• **Record set**:
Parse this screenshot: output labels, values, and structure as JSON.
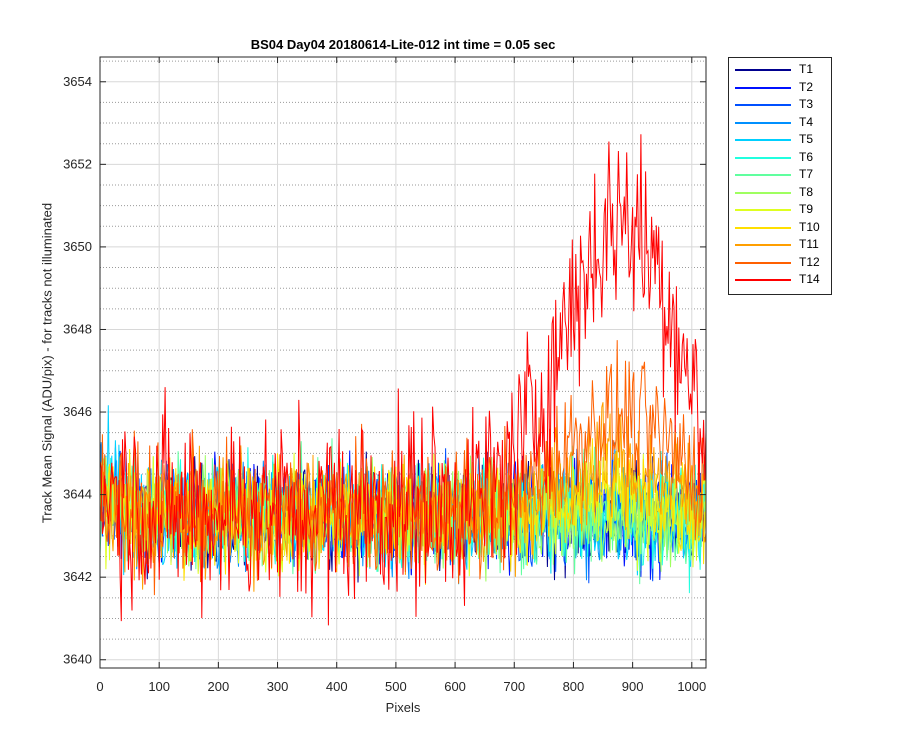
{
  "chart_data": {
    "type": "line",
    "title": "BS04 Day04 20180614-Lite-012 int time = 0.05 sec",
    "xlabel": "Pixels",
    "ylabel": "Track Mean Signal (ADU/pix) - for tracks not illuminated",
    "xlim": [
      0,
      1024
    ],
    "ylim": [
      3639.8,
      3654.6
    ],
    "x_ticks": [
      0,
      100,
      200,
      300,
      400,
      500,
      600,
      700,
      800,
      900,
      1000
    ],
    "y_ticks": [
      3640,
      3642,
      3644,
      3646,
      3648,
      3650,
      3652,
      3654
    ],
    "grid": "major and minor",
    "legend_position": "outside-right",
    "x": [
      0,
      50,
      100,
      150,
      200,
      250,
      300,
      350,
      400,
      450,
      500,
      550,
      600,
      650,
      700,
      750,
      800,
      850,
      880,
      900,
      950,
      1000,
      1024
    ],
    "series": [
      {
        "name": "T1",
        "color": "#00008f",
        "values": [
          3644.0,
          3643.6,
          3643.6,
          3643.5,
          3643.5,
          3643.5,
          3643.5,
          3643.5,
          3643.5,
          3643.5,
          3643.5,
          3643.5,
          3643.5,
          3643.5,
          3643.5,
          3643.5,
          3643.5,
          3643.5,
          3643.5,
          3643.5,
          3643.5,
          3643.5,
          3643.5
        ]
      },
      {
        "name": "T2",
        "color": "#0010ff",
        "values": [
          3644.0,
          3643.6,
          3643.5,
          3643.5,
          3643.5,
          3643.5,
          3643.5,
          3643.5,
          3643.5,
          3643.5,
          3643.5,
          3643.5,
          3643.5,
          3643.5,
          3643.5,
          3643.5,
          3643.5,
          3643.5,
          3643.5,
          3643.5,
          3643.5,
          3643.5,
          3643.5
        ]
      },
      {
        "name": "T3",
        "color": "#0050ff",
        "values": [
          3644.0,
          3643.6,
          3643.5,
          3643.5,
          3643.5,
          3643.5,
          3643.5,
          3643.5,
          3643.5,
          3643.5,
          3643.5,
          3643.5,
          3643.5,
          3643.5,
          3643.5,
          3643.5,
          3643.5,
          3643.5,
          3643.5,
          3643.5,
          3643.5,
          3643.5,
          3643.5
        ]
      },
      {
        "name": "T4",
        "color": "#0090ff",
        "values": [
          3644.0,
          3643.6,
          3643.5,
          3643.5,
          3643.5,
          3643.5,
          3643.5,
          3643.5,
          3643.5,
          3643.5,
          3643.5,
          3643.5,
          3643.5,
          3643.5,
          3643.5,
          3643.5,
          3643.5,
          3643.5,
          3643.5,
          3643.5,
          3643.5,
          3643.5,
          3643.5
        ]
      },
      {
        "name": "T5",
        "color": "#00d0ff",
        "values": [
          3644.5,
          3643.7,
          3643.5,
          3643.5,
          3643.5,
          3643.5,
          3643.5,
          3643.5,
          3643.5,
          3643.5,
          3643.5,
          3643.5,
          3643.5,
          3643.5,
          3643.5,
          3643.5,
          3643.5,
          3643.5,
          3643.5,
          3643.5,
          3643.5,
          3643.5,
          3643.5
        ]
      },
      {
        "name": "T6",
        "color": "#20ffdf",
        "values": [
          3644.0,
          3643.6,
          3643.5,
          3643.5,
          3643.5,
          3643.5,
          3643.5,
          3643.5,
          3643.5,
          3643.5,
          3643.5,
          3643.5,
          3643.5,
          3643.5,
          3643.5,
          3643.5,
          3643.5,
          3643.5,
          3643.5,
          3643.5,
          3643.5,
          3643.5,
          3643.5
        ]
      },
      {
        "name": "T7",
        "color": "#60ff9f",
        "values": [
          3644.0,
          3643.6,
          3643.5,
          3643.5,
          3643.5,
          3643.5,
          3643.5,
          3643.5,
          3643.5,
          3643.5,
          3643.5,
          3643.5,
          3643.5,
          3643.5,
          3643.5,
          3643.5,
          3643.5,
          3643.5,
          3643.5,
          3643.5,
          3643.5,
          3643.5,
          3643.5
        ]
      },
      {
        "name": "T8",
        "color": "#9fff60",
        "values": [
          3644.0,
          3643.6,
          3643.5,
          3643.5,
          3643.5,
          3643.5,
          3643.5,
          3643.5,
          3643.5,
          3643.5,
          3643.5,
          3643.5,
          3643.5,
          3643.5,
          3643.5,
          3643.5,
          3643.5,
          3643.5,
          3643.5,
          3643.5,
          3643.5,
          3643.5,
          3643.5
        ]
      },
      {
        "name": "T9",
        "color": "#dfff20",
        "values": [
          3644.0,
          3643.6,
          3643.5,
          3643.5,
          3643.5,
          3643.5,
          3643.5,
          3643.5,
          3643.5,
          3643.5,
          3643.5,
          3643.5,
          3643.5,
          3643.5,
          3643.5,
          3643.6,
          3643.7,
          3643.8,
          3643.8,
          3643.8,
          3643.7,
          3643.6,
          3643.6
        ]
      },
      {
        "name": "T10",
        "color": "#ffdf00",
        "values": [
          3644.0,
          3643.6,
          3643.5,
          3643.5,
          3643.5,
          3643.5,
          3643.5,
          3643.5,
          3643.5,
          3643.5,
          3643.5,
          3643.5,
          3643.5,
          3643.5,
          3643.6,
          3643.8,
          3644.0,
          3644.1,
          3644.2,
          3644.1,
          3643.9,
          3643.7,
          3643.6
        ]
      },
      {
        "name": "T11",
        "color": "#ff9f00",
        "values": [
          3644.0,
          3643.6,
          3643.5,
          3643.5,
          3643.5,
          3643.5,
          3643.5,
          3643.5,
          3643.5,
          3643.5,
          3643.5,
          3643.5,
          3643.5,
          3643.5,
          3643.7,
          3644.0,
          3644.4,
          3644.7,
          3644.8,
          3644.7,
          3644.4,
          3644.0,
          3643.9
        ]
      },
      {
        "name": "T12",
        "color": "#ff6000",
        "values": [
          3644.0,
          3643.7,
          3643.6,
          3643.6,
          3643.6,
          3643.6,
          3643.6,
          3643.6,
          3643.6,
          3643.6,
          3643.6,
          3643.6,
          3643.6,
          3643.7,
          3644.0,
          3644.6,
          3645.3,
          3645.8,
          3645.9,
          3645.8,
          3645.3,
          3644.7,
          3644.4
        ]
      },
      {
        "name": "T14",
        "color": "#ff0000",
        "values": [
          3644.3,
          3643.8,
          3643.6,
          3643.6,
          3643.6,
          3643.6,
          3643.6,
          3643.6,
          3643.6,
          3643.7,
          3643.7,
          3643.8,
          3643.8,
          3644.0,
          3644.8,
          3646.4,
          3648.7,
          3650.3,
          3650.8,
          3650.6,
          3649.3,
          3646.6,
          3645.0
        ]
      }
    ]
  }
}
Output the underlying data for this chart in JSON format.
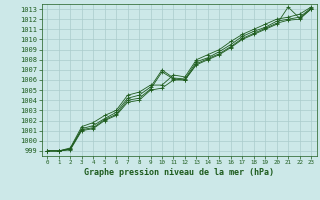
{
  "title": "Graphe pression niveau de la mer (hPa)",
  "background_color": "#cce8e8",
  "grid_color": "#aacccc",
  "line_color": "#1e5c1e",
  "xlim": [
    -0.5,
    23.5
  ],
  "ylim": [
    998.5,
    1013.5
  ],
  "yticks": [
    999,
    1000,
    1001,
    1002,
    1003,
    1004,
    1005,
    1006,
    1007,
    1008,
    1009,
    1010,
    1011,
    1012,
    1013
  ],
  "xticks": [
    0,
    1,
    2,
    3,
    4,
    5,
    6,
    7,
    8,
    9,
    10,
    11,
    12,
    13,
    14,
    15,
    16,
    17,
    18,
    19,
    20,
    21,
    22,
    23
  ],
  "series": [
    [
      999.0,
      999.0,
      999.1,
      1001.0,
      1001.2,
      1002.0,
      1002.5,
      1003.8,
      1004.0,
      1005.0,
      1005.2,
      1006.0,
      1006.0,
      1007.5,
      1008.0,
      1008.5,
      1009.2,
      1010.0,
      1010.5,
      1011.0,
      1011.5,
      1013.2,
      1012.1,
      1013.0
    ],
    [
      999.0,
      999.0,
      999.2,
      1001.2,
      1001.5,
      1002.2,
      1002.8,
      1004.2,
      1004.5,
      1005.3,
      1007.0,
      1006.2,
      1006.1,
      1007.8,
      1008.2,
      1008.8,
      1009.5,
      1010.3,
      1010.8,
      1011.2,
      1011.8,
      1012.0,
      1012.2,
      1013.1
    ],
    [
      999.0,
      999.0,
      999.3,
      1001.4,
      1001.8,
      1002.5,
      1003.0,
      1004.5,
      1004.8,
      1005.5,
      1005.5,
      1006.5,
      1006.3,
      1008.0,
      1008.5,
      1009.0,
      1009.8,
      1010.5,
      1011.0,
      1011.5,
      1012.0,
      1012.2,
      1012.5,
      1013.2
    ],
    [
      999.0,
      999.0,
      999.2,
      1001.1,
      1001.3,
      1002.1,
      1002.6,
      1004.0,
      1004.2,
      1005.1,
      1006.8,
      1006.1,
      1006.0,
      1007.6,
      1008.1,
      1008.6,
      1009.3,
      1010.1,
      1010.6,
      1011.1,
      1011.6,
      1011.9,
      1012.0,
      1013.0
    ]
  ],
  "xlabel_fontsize": 6,
  "ytick_fontsize": 5,
  "xtick_fontsize": 4.2
}
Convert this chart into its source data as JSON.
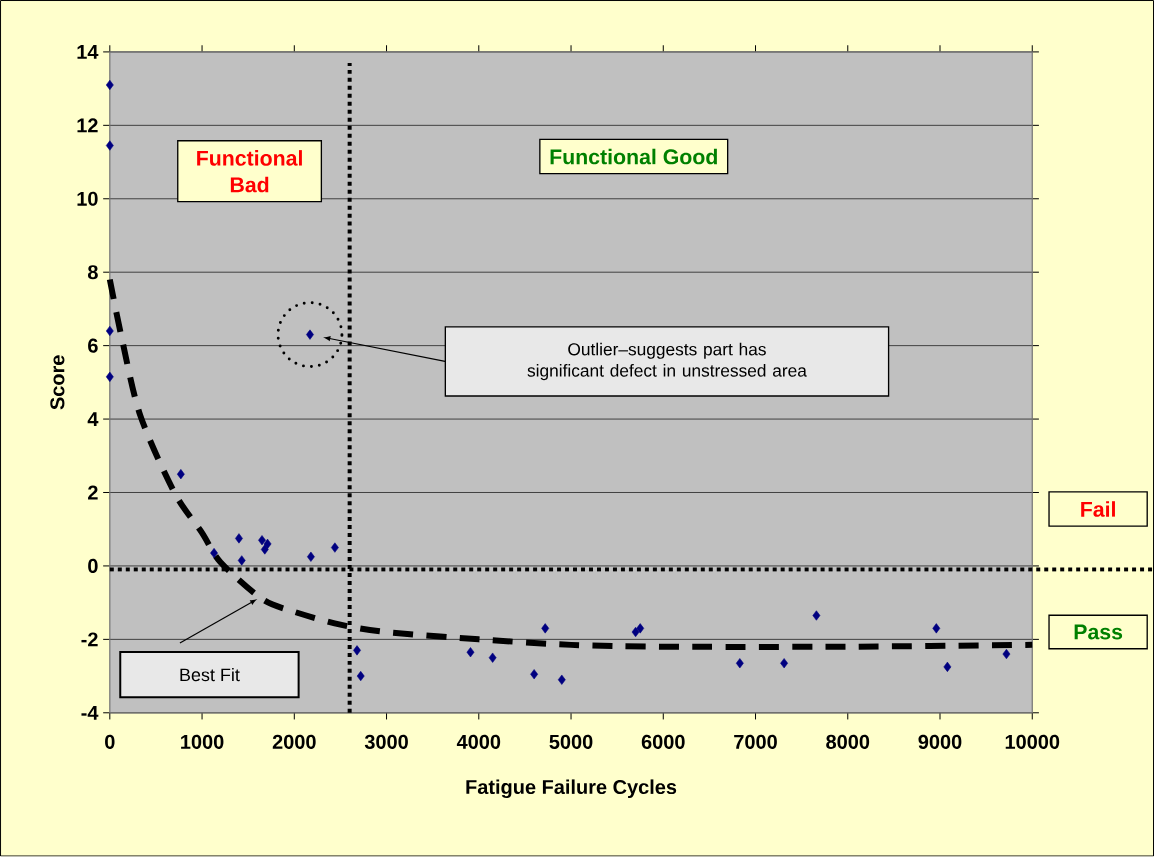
{
  "chart_data": {
    "type": "scatter",
    "xlabel": "Fatigue Failure Cycles",
    "ylabel": "Score",
    "xlim": [
      0,
      10000
    ],
    "xticks": [
      0,
      1000,
      2000,
      3000,
      4000,
      5000,
      6000,
      7000,
      8000,
      9000,
      10000
    ],
    "ylim": [
      -4,
      14
    ],
    "yticks": [
      -4,
      -2,
      0,
      2,
      4,
      6,
      8,
      10,
      12,
      14
    ],
    "grid": "y",
    "series": [
      {
        "type": "scatter",
        "color": "#000080",
        "marker": "diamond",
        "x": [
          0,
          0,
          0,
          0,
          770,
          1130,
          1400,
          1430,
          1650,
          1680,
          1710,
          2170,
          2180,
          2440,
          2680,
          2720,
          3910,
          4150,
          4600,
          4720,
          4900,
          5700,
          5750,
          6830,
          7310,
          7660,
          8960,
          9080,
          9720
        ],
        "values": [
          13.1,
          11.45,
          6.4,
          5.15,
          2.5,
          0.35,
          0.75,
          0.15,
          0.7,
          0.45,
          0.6,
          6.3,
          0.25,
          0.5,
          -2.3,
          -3.0,
          -2.35,
          -2.5,
          -2.95,
          -1.7,
          -3.1,
          -1.8,
          -1.7,
          -2.65,
          -2.65,
          -1.35,
          -1.7,
          -2.75,
          -2.4
        ]
      },
      {
        "type": "line",
        "color": "#000000",
        "line_style": "dashed",
        "marker": "none",
        "x": [
          0,
          130,
          330,
          700,
          1000,
          1200,
          1650,
          2000,
          2500,
          3000,
          4000,
          5000,
          6000,
          8000,
          10000
        ],
        "values": [
          7.8,
          6.2,
          4.1,
          2.0,
          0.9,
          0.1,
          -0.9,
          -1.25,
          -1.6,
          -1.8,
          -2.0,
          -2.15,
          -2.2,
          -2.2,
          -2.15
        ]
      }
    ],
    "ref_lines": [
      {
        "axis": "x",
        "value": 2600,
        "color": "#000000",
        "line_style": "dotted"
      },
      {
        "axis": "y",
        "value": -0.1,
        "color": "#000000",
        "line_style": "dotted"
      }
    ],
    "annotations": [
      "Functional Bad",
      "Functional Good",
      "Outlier–suggests part has significant defect in unstressed area",
      "Best Fit",
      "Fail",
      "Pass"
    ]
  }
}
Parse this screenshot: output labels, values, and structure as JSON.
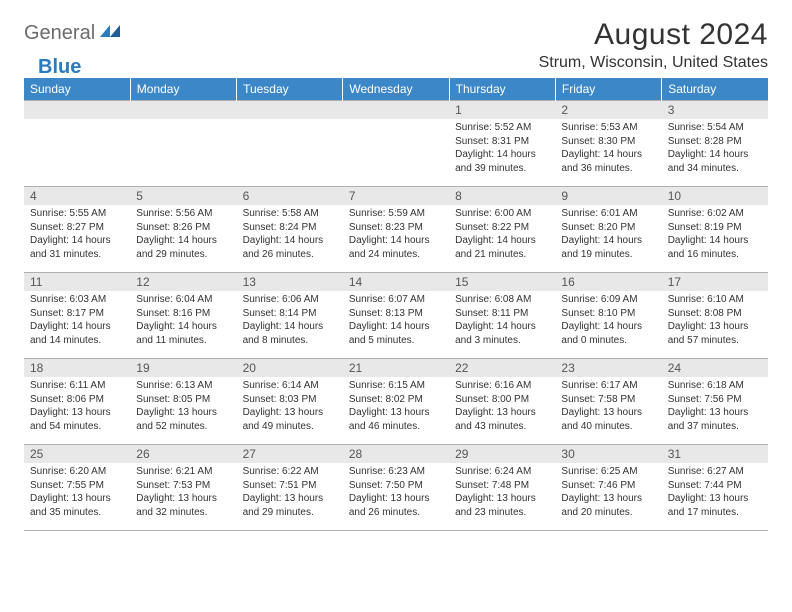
{
  "logo": {
    "text_general": "General",
    "text_blue": "Blue"
  },
  "header": {
    "month_title": "August 2024",
    "location": "Strum, Wisconsin, United States"
  },
  "colors": {
    "header_bg": "#3b87c8",
    "header_text": "#ffffff",
    "daynum_bg": "#e8e8e8",
    "border": "#b0b0b0",
    "logo_gray": "#6c6c6c",
    "logo_blue": "#2b7bbf"
  },
  "weekdays": [
    "Sunday",
    "Monday",
    "Tuesday",
    "Wednesday",
    "Thursday",
    "Friday",
    "Saturday"
  ],
  "weeks": [
    [
      {},
      {},
      {},
      {},
      {
        "num": "1",
        "sunrise": "5:52 AM",
        "sunset": "8:31 PM",
        "daylight": "14 hours and 39 minutes."
      },
      {
        "num": "2",
        "sunrise": "5:53 AM",
        "sunset": "8:30 PM",
        "daylight": "14 hours and 36 minutes."
      },
      {
        "num": "3",
        "sunrise": "5:54 AM",
        "sunset": "8:28 PM",
        "daylight": "14 hours and 34 minutes."
      }
    ],
    [
      {
        "num": "4",
        "sunrise": "5:55 AM",
        "sunset": "8:27 PM",
        "daylight": "14 hours and 31 minutes."
      },
      {
        "num": "5",
        "sunrise": "5:56 AM",
        "sunset": "8:26 PM",
        "daylight": "14 hours and 29 minutes."
      },
      {
        "num": "6",
        "sunrise": "5:58 AM",
        "sunset": "8:24 PM",
        "daylight": "14 hours and 26 minutes."
      },
      {
        "num": "7",
        "sunrise": "5:59 AM",
        "sunset": "8:23 PM",
        "daylight": "14 hours and 24 minutes."
      },
      {
        "num": "8",
        "sunrise": "6:00 AM",
        "sunset": "8:22 PM",
        "daylight": "14 hours and 21 minutes."
      },
      {
        "num": "9",
        "sunrise": "6:01 AM",
        "sunset": "8:20 PM",
        "daylight": "14 hours and 19 minutes."
      },
      {
        "num": "10",
        "sunrise": "6:02 AM",
        "sunset": "8:19 PM",
        "daylight": "14 hours and 16 minutes."
      }
    ],
    [
      {
        "num": "11",
        "sunrise": "6:03 AM",
        "sunset": "8:17 PM",
        "daylight": "14 hours and 14 minutes."
      },
      {
        "num": "12",
        "sunrise": "6:04 AM",
        "sunset": "8:16 PM",
        "daylight": "14 hours and 11 minutes."
      },
      {
        "num": "13",
        "sunrise": "6:06 AM",
        "sunset": "8:14 PM",
        "daylight": "14 hours and 8 minutes."
      },
      {
        "num": "14",
        "sunrise": "6:07 AM",
        "sunset": "8:13 PM",
        "daylight": "14 hours and 5 minutes."
      },
      {
        "num": "15",
        "sunrise": "6:08 AM",
        "sunset": "8:11 PM",
        "daylight": "14 hours and 3 minutes."
      },
      {
        "num": "16",
        "sunrise": "6:09 AM",
        "sunset": "8:10 PM",
        "daylight": "14 hours and 0 minutes."
      },
      {
        "num": "17",
        "sunrise": "6:10 AM",
        "sunset": "8:08 PM",
        "daylight": "13 hours and 57 minutes."
      }
    ],
    [
      {
        "num": "18",
        "sunrise": "6:11 AM",
        "sunset": "8:06 PM",
        "daylight": "13 hours and 54 minutes."
      },
      {
        "num": "19",
        "sunrise": "6:13 AM",
        "sunset": "8:05 PM",
        "daylight": "13 hours and 52 minutes."
      },
      {
        "num": "20",
        "sunrise": "6:14 AM",
        "sunset": "8:03 PM",
        "daylight": "13 hours and 49 minutes."
      },
      {
        "num": "21",
        "sunrise": "6:15 AM",
        "sunset": "8:02 PM",
        "daylight": "13 hours and 46 minutes."
      },
      {
        "num": "22",
        "sunrise": "6:16 AM",
        "sunset": "8:00 PM",
        "daylight": "13 hours and 43 minutes."
      },
      {
        "num": "23",
        "sunrise": "6:17 AM",
        "sunset": "7:58 PM",
        "daylight": "13 hours and 40 minutes."
      },
      {
        "num": "24",
        "sunrise": "6:18 AM",
        "sunset": "7:56 PM",
        "daylight": "13 hours and 37 minutes."
      }
    ],
    [
      {
        "num": "25",
        "sunrise": "6:20 AM",
        "sunset": "7:55 PM",
        "daylight": "13 hours and 35 minutes."
      },
      {
        "num": "26",
        "sunrise": "6:21 AM",
        "sunset": "7:53 PM",
        "daylight": "13 hours and 32 minutes."
      },
      {
        "num": "27",
        "sunrise": "6:22 AM",
        "sunset": "7:51 PM",
        "daylight": "13 hours and 29 minutes."
      },
      {
        "num": "28",
        "sunrise": "6:23 AM",
        "sunset": "7:50 PM",
        "daylight": "13 hours and 26 minutes."
      },
      {
        "num": "29",
        "sunrise": "6:24 AM",
        "sunset": "7:48 PM",
        "daylight": "13 hours and 23 minutes."
      },
      {
        "num": "30",
        "sunrise": "6:25 AM",
        "sunset": "7:46 PM",
        "daylight": "13 hours and 20 minutes."
      },
      {
        "num": "31",
        "sunrise": "6:27 AM",
        "sunset": "7:44 PM",
        "daylight": "13 hours and 17 minutes."
      }
    ]
  ],
  "labels": {
    "sunrise_prefix": "Sunrise: ",
    "sunset_prefix": "Sunset: ",
    "daylight_prefix": "Daylight: "
  }
}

• **Task to complete**:
Gather every line from the listing above in which the word "type" appears.

• **Result for this exercise**:
    "type": "line",
    "type": "scatter",
        "type": "scatter",
        "type": "line",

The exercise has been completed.